* **MATERIAL PROVIDED**:
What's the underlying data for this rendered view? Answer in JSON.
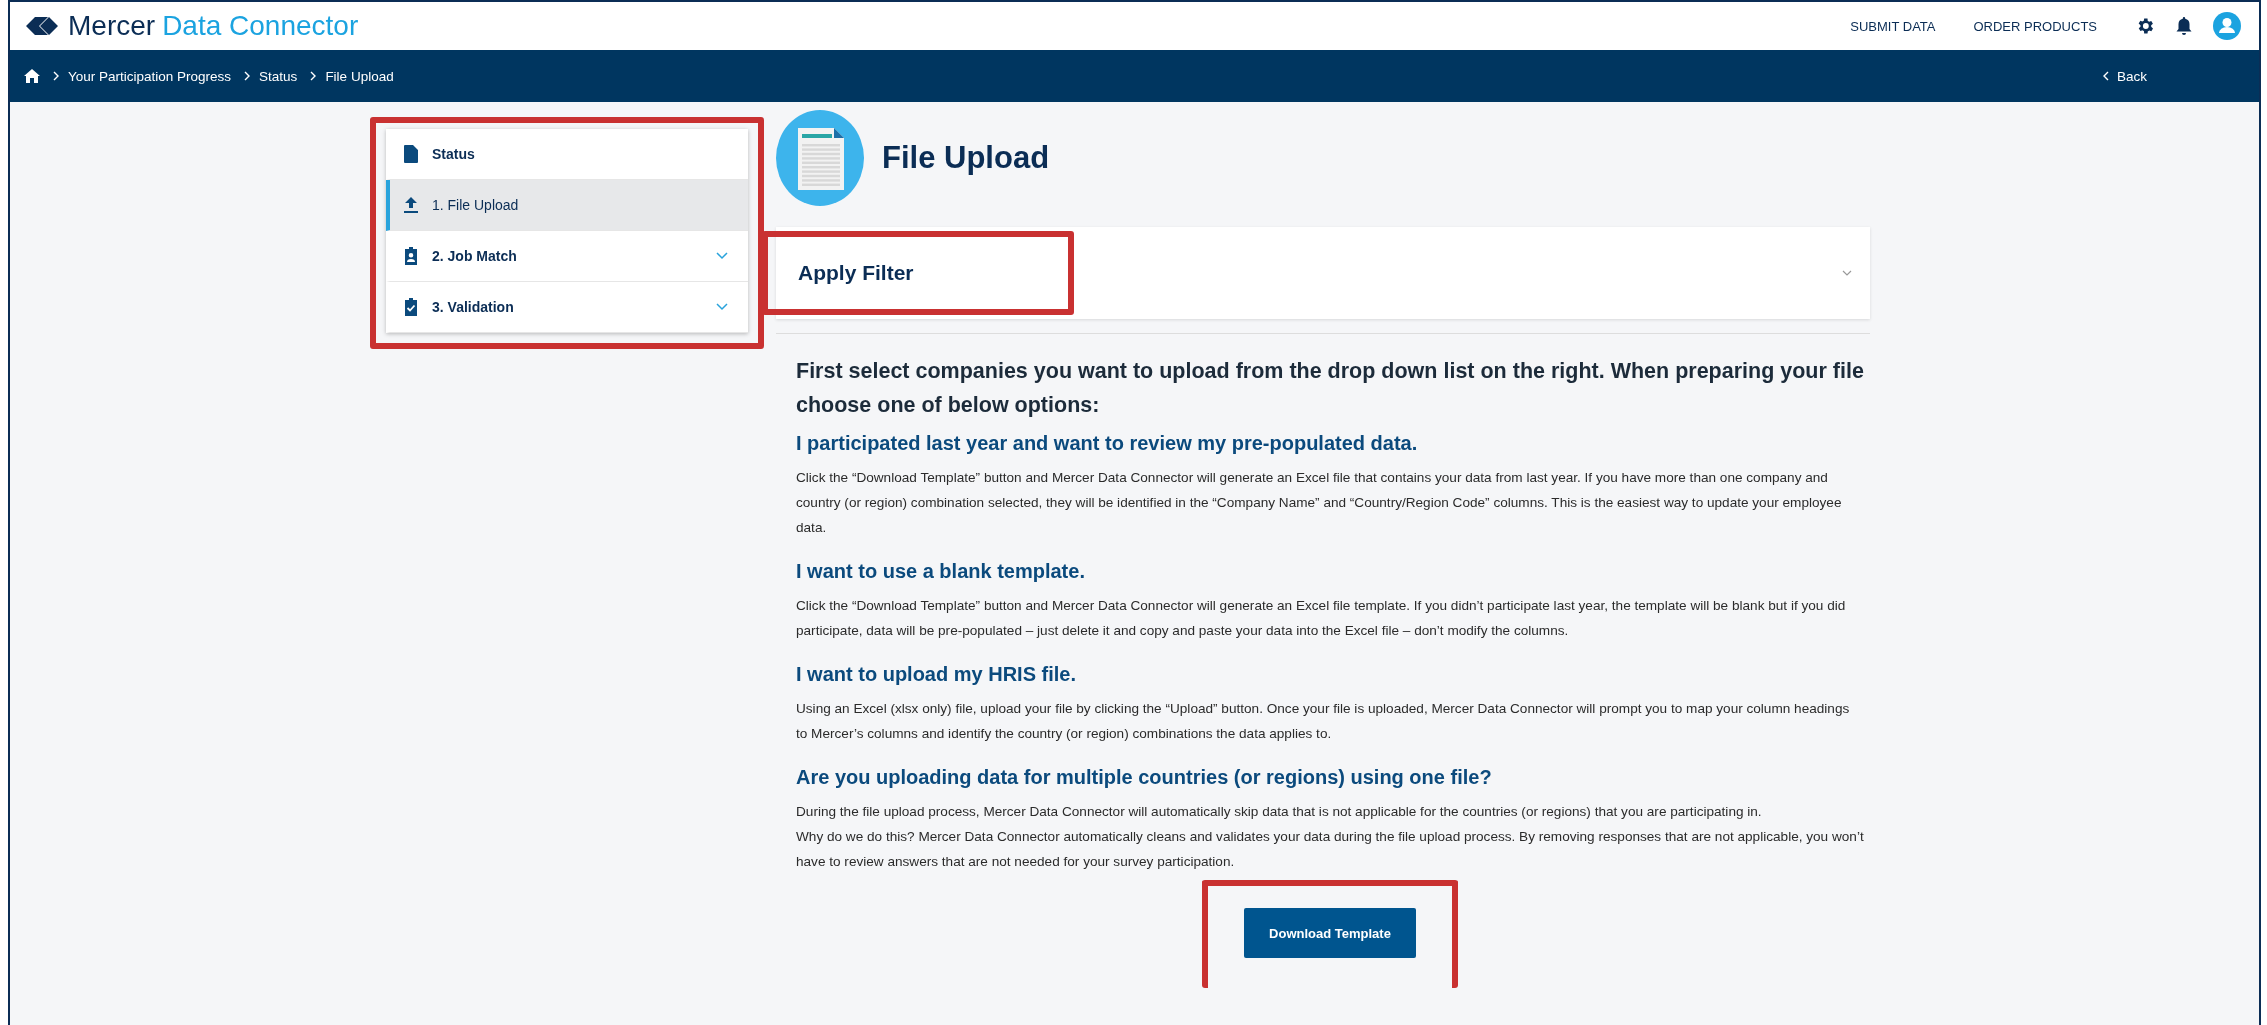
{
  "app": {
    "brand": "Mercer",
    "product": "Data Connector"
  },
  "top_nav": [
    {
      "label": "SUBMIT DATA"
    },
    {
      "label": "ORDER PRODUCTS"
    }
  ],
  "breadcrumb": [
    "Your Participation Progress",
    "Status",
    "File Upload"
  ],
  "back_link": "Back",
  "sidebar": {
    "highlighted": true,
    "items": [
      {
        "label": "Status",
        "selected": false,
        "expandable": false
      },
      {
        "label": "1. File Upload",
        "selected": true,
        "expandable": false
      },
      {
        "label": "2. Job Match",
        "selected": false,
        "expandable": true
      },
      {
        "label": "3. Validation",
        "selected": false,
        "expandable": true
      }
    ]
  },
  "page_title": "File Upload",
  "filter": {
    "label": "Apply Filter",
    "expanded": false,
    "highlighted": true
  },
  "intro": "First select companies you want to upload from the drop down list on the right. When preparing your file choose one of below options:",
  "sections": [
    {
      "heading": "I participated last year and want to review my pre-populated data.",
      "paragraphs": [
        "Click the “Download Template” button and Mercer Data Connector will generate an Excel file that contains your data from last year. If you have more than one company and country (or region) combination selected, they will be identified in the “Company Name” and “Country/Region Code” columns. This is the easiest way to update your employee data."
      ]
    },
    {
      "heading": "I want to use a blank template.",
      "paragraphs": [
        "Click the “Download Template” button and Mercer Data Connector will generate an Excel file template. If you didn’t participate last year, the template will be blank but if you did participate, data will be pre-populated – just delete it and copy and paste your data into the Excel file – don’t modify the columns."
      ]
    },
    {
      "heading": "I want to upload my HRIS file.",
      "paragraphs": [
        "Using an Excel (xlsx only) file, upload your file by clicking the “Upload” button. Once your file is uploaded, Mercer Data Connector will prompt you to map your column headings to Mercer’s columns and identify the country (or region) combinations the data applies to."
      ]
    },
    {
      "heading": "Are you uploading data for multiple countries (or regions) using one file?",
      "paragraphs": [
        "During the file upload process, Mercer Data Connector will automatically skip data that is not applicable for the countries (or regions) that you are participating in.",
        "Why do we do this? Mercer Data Connector automatically cleans and validates your data during the file upload process. By removing responses that are not applicable, you won’t have to review answers that are not needed for your survey participation."
      ]
    }
  ],
  "download_button": {
    "label": "Download Template",
    "highlighted": true
  }
}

* **WHAT NEEDS TO BE DONE**: Copy the listing over exactly, skipping the pictures it holds.

* **WRITTEN SOLUTION**:
What's the underlying data for this rendered view? Answer in JSON.
{
  "app": {
    "brand": "Mercer",
    "product": "Data Connector"
  },
  "top_nav": [
    {
      "label": "SUBMIT DATA"
    },
    {
      "label": "ORDER PRODUCTS"
    }
  ],
  "breadcrumb": [
    "Your Participation Progress",
    "Status",
    "File Upload"
  ],
  "back_link": "Back",
  "sidebar": {
    "highlighted": true,
    "items": [
      {
        "label": "Status",
        "selected": false,
        "expandable": false
      },
      {
        "label": "1. File Upload",
        "selected": true,
        "expandable": false
      },
      {
        "label": "2. Job Match",
        "selected": false,
        "expandable": true
      },
      {
        "label": "3. Validation",
        "selected": false,
        "expandable": true
      }
    ]
  },
  "page_title": "File Upload",
  "filter": {
    "label": "Apply Filter",
    "expanded": false,
    "highlighted": true
  },
  "intro": "First select companies you want to upload from the drop down list on the right. When preparing your file choose one of below options:",
  "sections": [
    {
      "heading": "I participated last year and want to review my pre-populated data.",
      "paragraphs": [
        "Click the “Download Template” button and Mercer Data Connector will generate an Excel file that contains your data from last year. If you have more than one company and country (or region) combination selected, they will be identified in the “Company Name” and “Country/Region Code” columns. This is the easiest way to update your employee data."
      ]
    },
    {
      "heading": "I want to use a blank template.",
      "paragraphs": [
        "Click the “Download Template” button and Mercer Data Connector will generate an Excel file template. If you didn’t participate last year, the template will be blank but if you did participate, data will be pre-populated – just delete it and copy and paste your data into the Excel file – don’t modify the columns."
      ]
    },
    {
      "heading": "I want to upload my HRIS file.",
      "paragraphs": [
        "Using an Excel (xlsx only) file, upload your file by clicking the “Upload” button. Once your file is uploaded, Mercer Data Connector will prompt you to map your column headings to Mercer’s columns and identify the country (or region) combinations the data applies to."
      ]
    },
    {
      "heading": "Are you uploading data for multiple countries (or regions) using one file?",
      "paragraphs": [
        "During the file upload process, Mercer Data Connector will automatically skip data that is not applicable for the countries (or regions) that you are participating in.",
        "Why do we do this? Mercer Data Connector automatically cleans and validates your data during the file upload process. By removing responses that are not applicable, you won’t have to review answers that are not needed for your survey participation."
      ]
    }
  ],
  "download_button": {
    "label": "Download Template",
    "highlighted": true
  }
}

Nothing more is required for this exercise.